:: OBJECTIVE ::
Filter this data down to the lines that hold "JSON", and copy them.

[Figure collection entries]
═══

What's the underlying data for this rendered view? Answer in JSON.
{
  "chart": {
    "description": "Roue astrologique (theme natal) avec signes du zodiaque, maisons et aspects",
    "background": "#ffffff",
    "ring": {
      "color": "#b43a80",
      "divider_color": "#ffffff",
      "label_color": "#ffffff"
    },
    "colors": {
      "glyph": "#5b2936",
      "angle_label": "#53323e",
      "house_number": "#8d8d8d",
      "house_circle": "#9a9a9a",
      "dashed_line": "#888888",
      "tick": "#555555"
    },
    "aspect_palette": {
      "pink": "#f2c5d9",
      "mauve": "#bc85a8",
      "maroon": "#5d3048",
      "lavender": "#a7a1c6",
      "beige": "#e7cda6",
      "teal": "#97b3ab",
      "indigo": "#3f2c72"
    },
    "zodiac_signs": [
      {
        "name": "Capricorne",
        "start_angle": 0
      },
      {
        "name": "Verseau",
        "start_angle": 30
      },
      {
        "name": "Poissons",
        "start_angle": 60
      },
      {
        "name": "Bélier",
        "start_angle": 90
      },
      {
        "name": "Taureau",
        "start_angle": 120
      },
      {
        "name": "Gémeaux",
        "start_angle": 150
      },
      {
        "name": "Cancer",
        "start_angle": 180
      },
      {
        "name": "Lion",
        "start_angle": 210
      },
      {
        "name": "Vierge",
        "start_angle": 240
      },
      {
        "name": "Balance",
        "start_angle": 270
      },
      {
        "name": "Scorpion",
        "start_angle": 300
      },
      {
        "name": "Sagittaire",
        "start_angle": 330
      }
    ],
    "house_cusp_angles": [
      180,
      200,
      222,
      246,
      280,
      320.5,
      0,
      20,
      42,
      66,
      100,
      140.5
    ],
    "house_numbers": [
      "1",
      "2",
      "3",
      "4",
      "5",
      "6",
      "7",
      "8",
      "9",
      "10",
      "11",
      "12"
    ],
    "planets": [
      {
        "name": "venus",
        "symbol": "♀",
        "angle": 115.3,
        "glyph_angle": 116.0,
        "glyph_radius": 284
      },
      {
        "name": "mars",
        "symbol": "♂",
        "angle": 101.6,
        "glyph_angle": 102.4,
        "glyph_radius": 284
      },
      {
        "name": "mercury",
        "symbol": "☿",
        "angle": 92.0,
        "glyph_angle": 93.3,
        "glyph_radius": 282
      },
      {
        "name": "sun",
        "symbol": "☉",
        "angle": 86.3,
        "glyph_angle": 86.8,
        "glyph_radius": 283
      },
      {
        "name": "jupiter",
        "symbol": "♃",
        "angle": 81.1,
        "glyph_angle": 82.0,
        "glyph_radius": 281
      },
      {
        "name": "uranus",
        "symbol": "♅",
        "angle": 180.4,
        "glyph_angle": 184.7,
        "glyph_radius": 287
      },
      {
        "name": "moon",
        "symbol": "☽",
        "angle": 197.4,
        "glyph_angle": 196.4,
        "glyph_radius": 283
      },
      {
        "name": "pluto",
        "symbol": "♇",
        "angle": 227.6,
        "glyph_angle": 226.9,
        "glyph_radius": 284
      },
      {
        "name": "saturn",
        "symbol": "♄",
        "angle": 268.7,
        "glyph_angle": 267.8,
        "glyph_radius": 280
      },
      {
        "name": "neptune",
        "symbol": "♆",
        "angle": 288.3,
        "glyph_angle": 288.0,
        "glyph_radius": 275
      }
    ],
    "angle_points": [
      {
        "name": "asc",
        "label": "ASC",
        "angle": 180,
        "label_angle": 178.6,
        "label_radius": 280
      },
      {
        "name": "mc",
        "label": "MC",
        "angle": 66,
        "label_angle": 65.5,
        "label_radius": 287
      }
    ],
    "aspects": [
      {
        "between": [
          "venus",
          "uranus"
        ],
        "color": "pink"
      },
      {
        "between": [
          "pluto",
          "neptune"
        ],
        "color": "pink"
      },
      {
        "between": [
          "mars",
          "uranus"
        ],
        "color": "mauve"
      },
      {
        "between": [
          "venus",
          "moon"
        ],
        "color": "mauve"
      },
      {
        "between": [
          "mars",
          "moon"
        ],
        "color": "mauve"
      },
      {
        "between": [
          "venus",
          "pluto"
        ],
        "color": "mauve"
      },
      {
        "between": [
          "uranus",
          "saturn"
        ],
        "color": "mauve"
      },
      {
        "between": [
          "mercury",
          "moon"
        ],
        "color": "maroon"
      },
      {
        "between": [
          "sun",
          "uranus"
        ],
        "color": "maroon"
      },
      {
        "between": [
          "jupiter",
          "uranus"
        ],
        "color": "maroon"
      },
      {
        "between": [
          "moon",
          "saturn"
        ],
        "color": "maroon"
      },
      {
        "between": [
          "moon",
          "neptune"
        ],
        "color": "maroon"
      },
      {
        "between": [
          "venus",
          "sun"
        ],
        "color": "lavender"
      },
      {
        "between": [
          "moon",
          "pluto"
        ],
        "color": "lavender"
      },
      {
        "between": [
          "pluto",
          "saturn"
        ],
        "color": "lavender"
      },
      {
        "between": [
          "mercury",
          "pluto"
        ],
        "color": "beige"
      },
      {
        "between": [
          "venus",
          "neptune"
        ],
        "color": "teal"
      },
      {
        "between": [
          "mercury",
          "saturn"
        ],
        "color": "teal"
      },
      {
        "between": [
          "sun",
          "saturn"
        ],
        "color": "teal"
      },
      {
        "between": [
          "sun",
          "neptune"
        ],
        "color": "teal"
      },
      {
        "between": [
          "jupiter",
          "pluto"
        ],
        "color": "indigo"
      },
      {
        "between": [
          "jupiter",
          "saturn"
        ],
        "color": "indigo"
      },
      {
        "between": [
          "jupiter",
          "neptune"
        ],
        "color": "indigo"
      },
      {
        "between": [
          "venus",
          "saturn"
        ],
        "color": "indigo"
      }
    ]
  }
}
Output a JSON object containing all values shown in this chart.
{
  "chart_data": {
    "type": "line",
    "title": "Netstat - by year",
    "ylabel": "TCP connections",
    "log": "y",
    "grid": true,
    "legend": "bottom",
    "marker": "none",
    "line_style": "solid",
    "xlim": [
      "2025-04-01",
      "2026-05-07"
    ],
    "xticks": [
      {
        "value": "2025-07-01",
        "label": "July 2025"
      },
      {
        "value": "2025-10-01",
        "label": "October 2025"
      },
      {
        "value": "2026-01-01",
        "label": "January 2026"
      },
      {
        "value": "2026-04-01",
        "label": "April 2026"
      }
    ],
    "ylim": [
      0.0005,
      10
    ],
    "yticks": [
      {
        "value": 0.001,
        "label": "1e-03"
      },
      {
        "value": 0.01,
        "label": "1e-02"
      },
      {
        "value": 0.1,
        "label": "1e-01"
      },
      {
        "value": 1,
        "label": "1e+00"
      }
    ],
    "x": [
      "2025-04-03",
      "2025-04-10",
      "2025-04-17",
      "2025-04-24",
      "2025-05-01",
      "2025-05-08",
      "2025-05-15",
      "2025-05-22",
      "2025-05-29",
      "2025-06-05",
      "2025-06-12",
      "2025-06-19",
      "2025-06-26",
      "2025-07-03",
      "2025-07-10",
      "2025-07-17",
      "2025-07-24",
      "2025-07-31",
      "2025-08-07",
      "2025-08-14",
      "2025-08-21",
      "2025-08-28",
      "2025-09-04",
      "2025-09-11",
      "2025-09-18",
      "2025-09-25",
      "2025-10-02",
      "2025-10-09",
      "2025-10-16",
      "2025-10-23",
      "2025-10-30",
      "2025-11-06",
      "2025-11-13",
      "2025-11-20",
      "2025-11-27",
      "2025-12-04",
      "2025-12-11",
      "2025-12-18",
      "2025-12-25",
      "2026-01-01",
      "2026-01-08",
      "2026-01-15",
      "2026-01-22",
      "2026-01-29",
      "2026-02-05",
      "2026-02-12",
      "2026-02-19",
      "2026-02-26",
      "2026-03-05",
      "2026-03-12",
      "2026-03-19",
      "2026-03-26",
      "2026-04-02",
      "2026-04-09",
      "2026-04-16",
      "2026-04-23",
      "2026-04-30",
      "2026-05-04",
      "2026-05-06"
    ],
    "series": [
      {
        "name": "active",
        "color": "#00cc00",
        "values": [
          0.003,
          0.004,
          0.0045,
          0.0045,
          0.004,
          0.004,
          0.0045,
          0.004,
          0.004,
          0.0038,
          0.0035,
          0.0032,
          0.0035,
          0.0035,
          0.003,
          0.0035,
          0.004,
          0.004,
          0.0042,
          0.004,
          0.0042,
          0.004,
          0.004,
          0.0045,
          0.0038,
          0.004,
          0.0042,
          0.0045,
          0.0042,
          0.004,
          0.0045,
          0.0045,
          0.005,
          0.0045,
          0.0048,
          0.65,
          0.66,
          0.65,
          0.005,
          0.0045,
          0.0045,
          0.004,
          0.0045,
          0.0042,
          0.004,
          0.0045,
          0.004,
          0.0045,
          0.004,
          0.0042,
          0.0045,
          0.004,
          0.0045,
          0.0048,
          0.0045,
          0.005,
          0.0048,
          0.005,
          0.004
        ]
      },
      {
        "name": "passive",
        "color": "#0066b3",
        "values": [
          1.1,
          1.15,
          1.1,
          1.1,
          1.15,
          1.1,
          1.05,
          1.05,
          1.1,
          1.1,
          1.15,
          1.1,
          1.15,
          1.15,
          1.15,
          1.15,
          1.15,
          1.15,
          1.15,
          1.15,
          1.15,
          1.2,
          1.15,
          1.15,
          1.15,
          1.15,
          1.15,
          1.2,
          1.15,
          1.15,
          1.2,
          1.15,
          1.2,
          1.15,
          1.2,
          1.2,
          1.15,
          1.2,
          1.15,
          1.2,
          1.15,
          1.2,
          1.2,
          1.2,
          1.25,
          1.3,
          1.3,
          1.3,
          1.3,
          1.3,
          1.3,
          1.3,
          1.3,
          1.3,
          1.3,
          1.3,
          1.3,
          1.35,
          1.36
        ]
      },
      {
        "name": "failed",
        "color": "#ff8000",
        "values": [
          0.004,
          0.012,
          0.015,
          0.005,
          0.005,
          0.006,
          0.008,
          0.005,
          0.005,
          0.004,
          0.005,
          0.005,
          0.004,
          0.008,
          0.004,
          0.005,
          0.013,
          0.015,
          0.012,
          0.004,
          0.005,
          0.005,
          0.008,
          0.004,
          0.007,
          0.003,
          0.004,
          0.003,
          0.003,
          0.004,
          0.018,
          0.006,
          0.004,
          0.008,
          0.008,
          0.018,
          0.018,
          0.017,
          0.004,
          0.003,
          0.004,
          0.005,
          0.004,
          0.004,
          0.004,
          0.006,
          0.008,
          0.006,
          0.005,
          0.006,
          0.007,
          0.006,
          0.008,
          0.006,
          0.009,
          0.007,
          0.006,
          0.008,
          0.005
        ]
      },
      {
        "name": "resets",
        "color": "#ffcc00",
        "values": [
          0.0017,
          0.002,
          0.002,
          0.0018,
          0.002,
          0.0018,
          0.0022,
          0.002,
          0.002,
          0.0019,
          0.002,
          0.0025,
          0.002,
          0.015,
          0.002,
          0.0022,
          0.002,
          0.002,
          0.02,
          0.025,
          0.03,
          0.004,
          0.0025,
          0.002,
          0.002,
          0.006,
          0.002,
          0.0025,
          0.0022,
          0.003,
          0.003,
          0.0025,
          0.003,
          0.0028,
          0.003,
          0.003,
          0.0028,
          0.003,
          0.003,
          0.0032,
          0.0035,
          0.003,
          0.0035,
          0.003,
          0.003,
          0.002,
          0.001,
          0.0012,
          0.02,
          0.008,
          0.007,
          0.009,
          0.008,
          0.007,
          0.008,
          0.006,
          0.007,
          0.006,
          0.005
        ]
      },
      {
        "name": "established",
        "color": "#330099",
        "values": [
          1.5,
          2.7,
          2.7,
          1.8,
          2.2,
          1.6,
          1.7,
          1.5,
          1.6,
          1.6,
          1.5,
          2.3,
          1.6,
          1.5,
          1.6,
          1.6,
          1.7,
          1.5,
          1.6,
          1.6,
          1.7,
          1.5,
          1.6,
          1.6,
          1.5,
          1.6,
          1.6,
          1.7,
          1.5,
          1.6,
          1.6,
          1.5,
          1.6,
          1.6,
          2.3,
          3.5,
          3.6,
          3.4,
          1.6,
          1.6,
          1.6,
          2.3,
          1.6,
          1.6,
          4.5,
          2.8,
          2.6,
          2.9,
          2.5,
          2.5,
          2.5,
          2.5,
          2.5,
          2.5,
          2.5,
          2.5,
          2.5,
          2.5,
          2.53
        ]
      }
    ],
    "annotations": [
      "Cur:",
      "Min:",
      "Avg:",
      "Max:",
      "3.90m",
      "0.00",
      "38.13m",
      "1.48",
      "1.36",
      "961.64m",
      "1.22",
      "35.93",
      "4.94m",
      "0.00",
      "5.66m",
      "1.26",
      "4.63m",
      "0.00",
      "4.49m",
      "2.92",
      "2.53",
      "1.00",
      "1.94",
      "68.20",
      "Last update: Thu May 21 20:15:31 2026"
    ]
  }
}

═══

:: EXERCISE OUTPUT ::
What's the underlying data for this rendered view? Answer in JSON.
Output a JSON object containing all values shown in this chart.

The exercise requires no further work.